**Required work:**
Look for "Звездные" in each line of the entries, and return the matching lines.

**Recorded data:**
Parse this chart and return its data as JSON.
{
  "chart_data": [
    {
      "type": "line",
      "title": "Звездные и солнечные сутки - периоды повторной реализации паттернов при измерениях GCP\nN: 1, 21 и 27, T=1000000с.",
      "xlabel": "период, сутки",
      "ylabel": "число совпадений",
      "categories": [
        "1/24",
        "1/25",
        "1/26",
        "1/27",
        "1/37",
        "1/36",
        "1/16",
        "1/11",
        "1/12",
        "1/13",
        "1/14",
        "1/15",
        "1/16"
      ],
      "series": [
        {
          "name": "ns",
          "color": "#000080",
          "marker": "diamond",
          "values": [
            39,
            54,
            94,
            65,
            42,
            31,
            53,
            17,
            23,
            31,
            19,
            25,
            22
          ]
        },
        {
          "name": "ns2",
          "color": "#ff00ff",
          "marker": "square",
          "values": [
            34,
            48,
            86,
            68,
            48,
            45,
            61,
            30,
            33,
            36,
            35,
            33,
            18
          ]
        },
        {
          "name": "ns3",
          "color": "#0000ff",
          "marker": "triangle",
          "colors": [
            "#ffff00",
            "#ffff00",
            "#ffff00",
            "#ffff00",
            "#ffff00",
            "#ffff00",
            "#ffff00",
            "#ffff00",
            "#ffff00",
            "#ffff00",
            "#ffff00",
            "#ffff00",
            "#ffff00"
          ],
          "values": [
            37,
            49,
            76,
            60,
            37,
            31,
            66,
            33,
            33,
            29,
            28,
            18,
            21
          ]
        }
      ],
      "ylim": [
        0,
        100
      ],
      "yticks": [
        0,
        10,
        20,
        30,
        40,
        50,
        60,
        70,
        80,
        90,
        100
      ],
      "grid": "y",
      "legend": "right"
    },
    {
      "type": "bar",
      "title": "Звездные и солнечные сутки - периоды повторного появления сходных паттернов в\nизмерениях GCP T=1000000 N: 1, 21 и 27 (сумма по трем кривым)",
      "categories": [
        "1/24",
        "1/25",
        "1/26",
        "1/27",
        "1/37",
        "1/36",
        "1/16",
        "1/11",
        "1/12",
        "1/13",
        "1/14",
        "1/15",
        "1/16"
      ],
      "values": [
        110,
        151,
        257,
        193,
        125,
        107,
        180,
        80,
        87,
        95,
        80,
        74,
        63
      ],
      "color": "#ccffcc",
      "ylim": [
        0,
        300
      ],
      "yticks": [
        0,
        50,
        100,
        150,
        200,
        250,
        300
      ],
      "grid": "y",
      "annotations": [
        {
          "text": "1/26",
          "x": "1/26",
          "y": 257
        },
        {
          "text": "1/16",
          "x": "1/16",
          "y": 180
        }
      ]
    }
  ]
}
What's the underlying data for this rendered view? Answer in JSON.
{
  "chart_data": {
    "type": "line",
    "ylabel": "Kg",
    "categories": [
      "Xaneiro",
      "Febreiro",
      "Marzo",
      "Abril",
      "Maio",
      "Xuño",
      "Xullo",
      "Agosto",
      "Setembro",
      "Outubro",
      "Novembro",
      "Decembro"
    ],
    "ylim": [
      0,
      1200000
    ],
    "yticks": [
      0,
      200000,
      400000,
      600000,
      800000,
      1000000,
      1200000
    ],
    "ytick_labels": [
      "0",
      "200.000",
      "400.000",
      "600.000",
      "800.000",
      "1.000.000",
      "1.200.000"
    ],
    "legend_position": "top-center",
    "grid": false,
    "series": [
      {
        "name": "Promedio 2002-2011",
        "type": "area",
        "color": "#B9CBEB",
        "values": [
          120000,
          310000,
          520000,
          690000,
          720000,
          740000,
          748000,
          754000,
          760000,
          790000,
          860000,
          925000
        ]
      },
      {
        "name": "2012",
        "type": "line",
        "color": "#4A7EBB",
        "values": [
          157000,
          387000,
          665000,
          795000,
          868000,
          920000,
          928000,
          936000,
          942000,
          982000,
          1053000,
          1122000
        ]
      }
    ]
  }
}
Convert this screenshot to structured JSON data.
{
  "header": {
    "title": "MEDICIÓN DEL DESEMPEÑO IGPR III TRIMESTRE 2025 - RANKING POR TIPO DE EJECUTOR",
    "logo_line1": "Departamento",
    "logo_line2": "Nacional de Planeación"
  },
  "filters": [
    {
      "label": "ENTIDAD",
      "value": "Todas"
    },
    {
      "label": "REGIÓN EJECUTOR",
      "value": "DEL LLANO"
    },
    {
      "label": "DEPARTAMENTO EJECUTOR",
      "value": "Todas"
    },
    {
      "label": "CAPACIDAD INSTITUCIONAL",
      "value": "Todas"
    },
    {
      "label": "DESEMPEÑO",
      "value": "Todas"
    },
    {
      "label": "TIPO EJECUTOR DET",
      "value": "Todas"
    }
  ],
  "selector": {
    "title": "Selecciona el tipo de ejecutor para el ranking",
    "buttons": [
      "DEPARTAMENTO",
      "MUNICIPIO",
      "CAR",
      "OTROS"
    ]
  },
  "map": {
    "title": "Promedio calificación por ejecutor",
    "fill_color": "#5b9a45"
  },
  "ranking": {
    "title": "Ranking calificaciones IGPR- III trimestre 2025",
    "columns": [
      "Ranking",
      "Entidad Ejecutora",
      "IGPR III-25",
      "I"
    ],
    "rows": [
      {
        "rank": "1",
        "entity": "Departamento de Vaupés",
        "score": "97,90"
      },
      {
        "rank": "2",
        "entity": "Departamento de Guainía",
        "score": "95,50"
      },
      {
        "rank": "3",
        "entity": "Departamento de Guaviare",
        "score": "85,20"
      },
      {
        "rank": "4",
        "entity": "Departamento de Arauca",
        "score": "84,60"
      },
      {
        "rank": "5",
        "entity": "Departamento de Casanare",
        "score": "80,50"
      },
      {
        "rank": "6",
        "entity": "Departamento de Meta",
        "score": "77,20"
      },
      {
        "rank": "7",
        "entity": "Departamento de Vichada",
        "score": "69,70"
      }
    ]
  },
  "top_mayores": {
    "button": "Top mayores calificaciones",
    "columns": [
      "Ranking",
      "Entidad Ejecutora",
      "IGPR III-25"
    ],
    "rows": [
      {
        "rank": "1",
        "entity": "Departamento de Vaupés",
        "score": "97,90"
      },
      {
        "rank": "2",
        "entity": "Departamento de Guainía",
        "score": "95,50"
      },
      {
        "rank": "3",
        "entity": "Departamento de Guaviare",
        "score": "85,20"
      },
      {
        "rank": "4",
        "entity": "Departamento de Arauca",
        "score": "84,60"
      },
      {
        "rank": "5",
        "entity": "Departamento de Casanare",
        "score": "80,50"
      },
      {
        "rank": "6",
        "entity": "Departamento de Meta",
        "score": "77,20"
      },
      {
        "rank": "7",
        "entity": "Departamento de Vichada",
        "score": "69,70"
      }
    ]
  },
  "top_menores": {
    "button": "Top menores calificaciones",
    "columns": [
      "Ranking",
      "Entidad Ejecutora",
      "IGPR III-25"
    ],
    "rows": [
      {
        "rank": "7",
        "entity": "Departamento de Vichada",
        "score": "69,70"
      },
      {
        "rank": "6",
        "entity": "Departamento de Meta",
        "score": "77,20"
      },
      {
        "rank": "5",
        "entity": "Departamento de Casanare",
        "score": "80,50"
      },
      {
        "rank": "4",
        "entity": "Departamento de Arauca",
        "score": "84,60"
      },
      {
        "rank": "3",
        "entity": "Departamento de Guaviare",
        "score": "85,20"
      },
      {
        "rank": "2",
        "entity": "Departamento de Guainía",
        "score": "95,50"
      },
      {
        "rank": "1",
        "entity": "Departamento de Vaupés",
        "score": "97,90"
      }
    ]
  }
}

**The answer:**
      "title": "Звездные и солнечные сутки - периоды повторной реализации паттернов при измерениях GCP\nN: 1, 21 и 27, T=1000000с.",
      "title": "Звездные и солнечные сутки - периоды повторного появления сходных паттернов в\nизмерениях GCP T=1000000 N: 1, 21 и 27 (сумма по трем кривым)",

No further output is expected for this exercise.